EXERCISE GOAL: Pictures do not belong in the copy, so please give every entry below again exactly.

START PROVIDED RECORDS

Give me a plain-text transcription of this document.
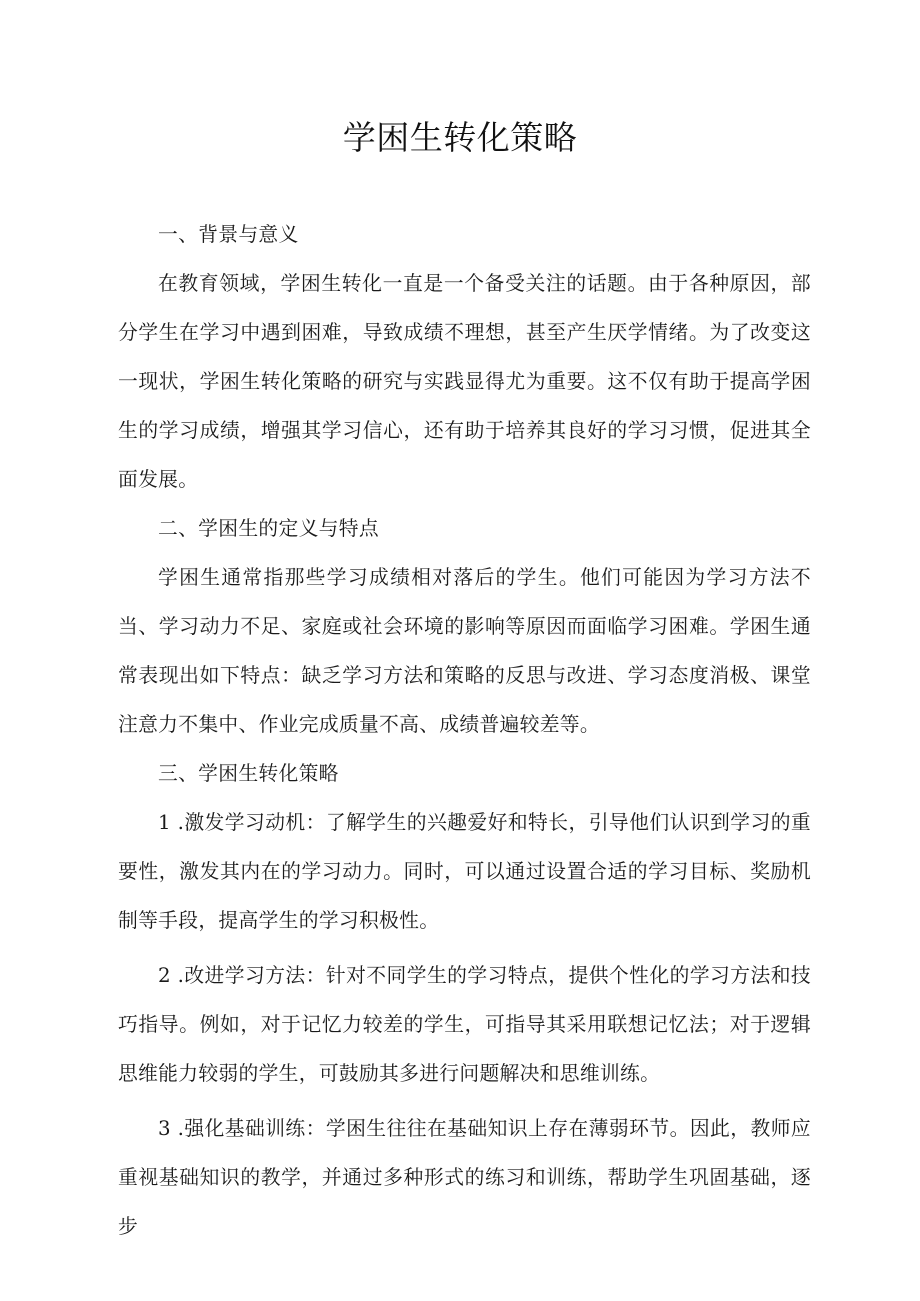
学困生转化策略

一、背景与意义

在教育领域，学困生转化一直是一个备受关注的话题。由于各种原因，部分学生在学习中遇到困难，导致成绩不理想，甚至产生厌学情绪。为了改变这一现状，学困生转化策略的研究与实践显得尤为重要。这不仅有助于提高学困生的学习成绩，增强其学习信心，还有助于培养其良好的学习习惯，促进其全面发展。

二、学困生的定义与特点

学困生通常指那些学习成绩相对落后的学生。他们可能因为学习方法不当、学习动力不足、家庭或社会环境的影响等原因而面临学习困难。学困生通常表现出如下特点：缺乏学习方法和策略的反思与改进、学习态度消极、课堂注意力不集中、作业完成质量不高、成绩普遍较差等。

三、学困生转化策略

1 .激发学习动机：了解学生的兴趣爱好和特长，引导他们认识到学习的重要性，激发其内在的学习动力。同时，可以通过设置合适的学习目标、奖励机制等手段，提高学生的学习积极性。

2 .改进学习方法：针对不同学生的学习特点，提供个性化的学习方法和技巧指导。例如，对于记忆力较差的学生，可指导其采用联想记忆法；对于逻辑思维能力较弱的学生，可鼓励其多进行问题解决和思维训练。

3 .强化基础训练：学困生往往在基础知识上存在薄弱环节。因此，教师应重视基础知识的教学，并通过多种形式的练习和训练，帮助学生巩固基础，逐步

END PROVIDED RECORDS

COMPLETE OUTPUT:
Give me a plain-text transcription of this document.
学困生转化策略

一、背景与意义

在教育领域，学困生转化一直是一个备受关注的话题。由于各种原因，部分学生在学习中遇到困难，导致成绩不理想，甚至产生厌学情绪。为了改变这一现状，学困生转化策略的研究与实践显得尤为重要。这不仅有助于提高学困生的学习成绩，增强其学习信心，还有助于培养其良好的学习习惯，促进其全面发展。

二、学困生的定义与特点

学困生通常指那些学习成绩相对落后的学生。他们可能因为学习方法不当、学习动力不足、家庭或社会环境的影响等原因而面临学习困难。学困生通常表现出如下特点：缺乏学习方法和策略的反思与改进、学习态度消极、课堂注意力不集中、作业完成质量不高、成绩普遍较差等。

三、学困生转化策略

1 .激发学习动机：了解学生的兴趣爱好和特长，引导他们认识到学习的重要性，激发其内在的学习动力。同时，可以通过设置合适的学习目标、奖励机制等手段，提高学生的学习积极性。

2 .改进学习方法：针对不同学生的学习特点，提供个性化的学习方法和技巧指导。例如，对于记忆力较差的学生，可指导其采用联想记忆法；对于逻辑思维能力较弱的学生，可鼓励其多进行问题解决和思维训练。

3 .强化基础训练：学困生往往在基础知识上存在薄弱环节。因此，教师应重视基础知识的教学，并通过多种形式的练习和训练，帮助学生巩固基础，逐步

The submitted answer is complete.